• _Task prompt_:
Answer with one number: how many lines have "baidu".

• _Recorded information_:

## Begin

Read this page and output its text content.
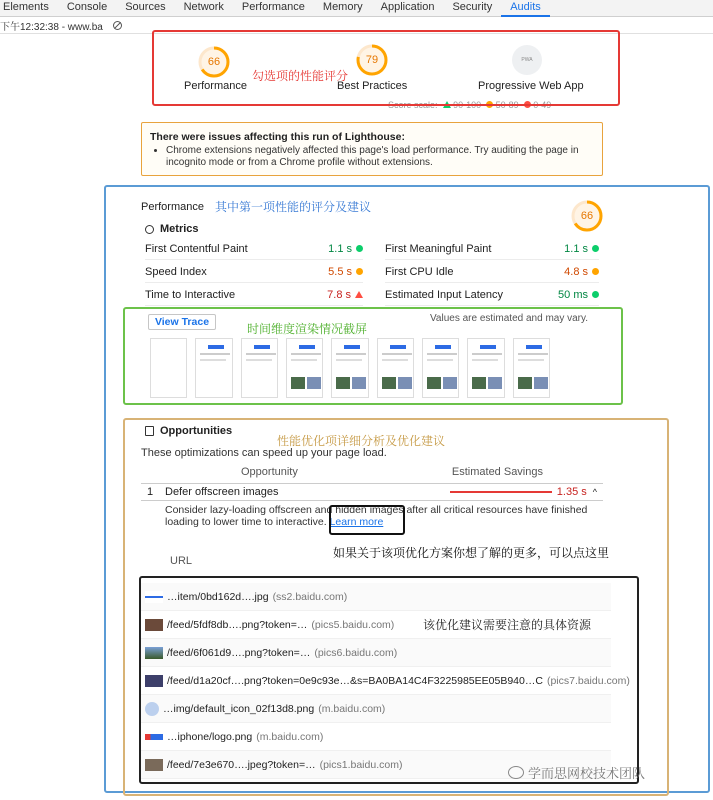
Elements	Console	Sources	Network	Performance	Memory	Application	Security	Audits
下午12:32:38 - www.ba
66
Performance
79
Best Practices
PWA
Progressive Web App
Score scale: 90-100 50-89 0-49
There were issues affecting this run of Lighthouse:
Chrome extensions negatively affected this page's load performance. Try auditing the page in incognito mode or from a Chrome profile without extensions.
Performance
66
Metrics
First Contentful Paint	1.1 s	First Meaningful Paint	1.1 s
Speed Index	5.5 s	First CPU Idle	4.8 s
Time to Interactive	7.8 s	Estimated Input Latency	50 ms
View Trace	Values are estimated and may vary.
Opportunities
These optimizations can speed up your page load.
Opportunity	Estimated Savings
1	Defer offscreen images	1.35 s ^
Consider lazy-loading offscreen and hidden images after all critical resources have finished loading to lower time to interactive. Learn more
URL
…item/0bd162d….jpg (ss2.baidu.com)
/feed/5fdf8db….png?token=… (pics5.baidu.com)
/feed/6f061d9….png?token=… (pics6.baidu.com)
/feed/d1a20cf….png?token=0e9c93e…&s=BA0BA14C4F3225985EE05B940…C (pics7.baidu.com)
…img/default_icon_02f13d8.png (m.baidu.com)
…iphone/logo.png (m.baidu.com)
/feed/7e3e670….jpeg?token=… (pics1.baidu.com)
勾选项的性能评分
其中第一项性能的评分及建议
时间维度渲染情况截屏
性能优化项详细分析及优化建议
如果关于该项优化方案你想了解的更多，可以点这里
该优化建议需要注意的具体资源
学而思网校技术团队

## End
## Begin

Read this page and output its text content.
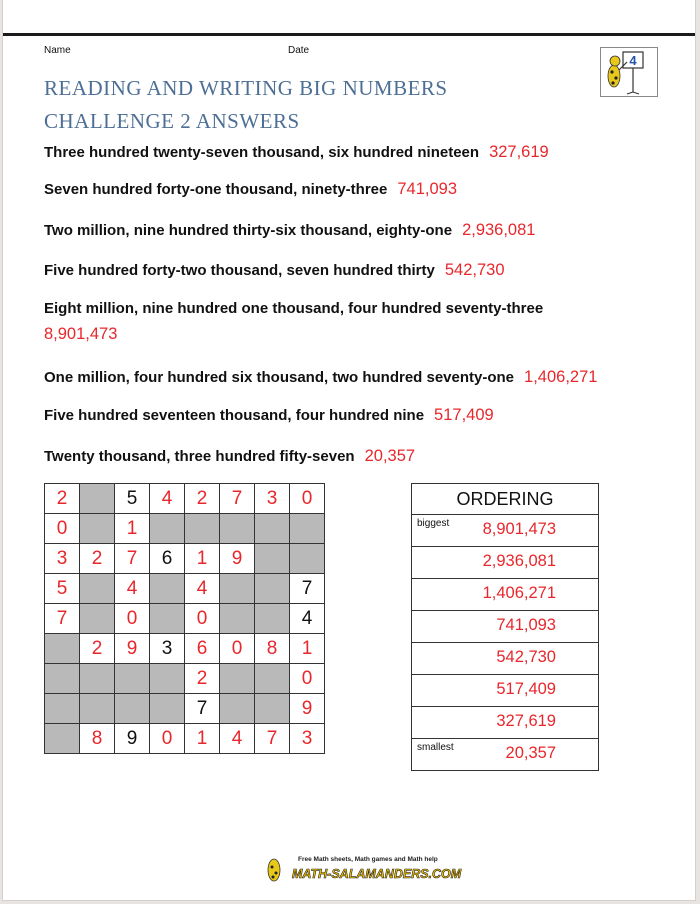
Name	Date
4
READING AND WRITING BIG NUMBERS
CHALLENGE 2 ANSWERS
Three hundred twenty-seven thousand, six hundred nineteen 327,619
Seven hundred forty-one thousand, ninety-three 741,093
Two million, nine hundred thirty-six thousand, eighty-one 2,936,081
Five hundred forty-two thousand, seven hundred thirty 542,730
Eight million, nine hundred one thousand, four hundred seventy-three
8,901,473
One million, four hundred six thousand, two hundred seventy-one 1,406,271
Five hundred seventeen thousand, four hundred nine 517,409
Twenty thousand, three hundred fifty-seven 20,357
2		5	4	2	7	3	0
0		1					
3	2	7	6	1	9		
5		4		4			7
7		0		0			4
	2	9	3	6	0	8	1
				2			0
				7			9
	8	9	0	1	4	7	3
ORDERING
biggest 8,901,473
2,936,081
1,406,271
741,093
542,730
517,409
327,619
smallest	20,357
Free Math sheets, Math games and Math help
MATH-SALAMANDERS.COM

## End

• _Result_:
7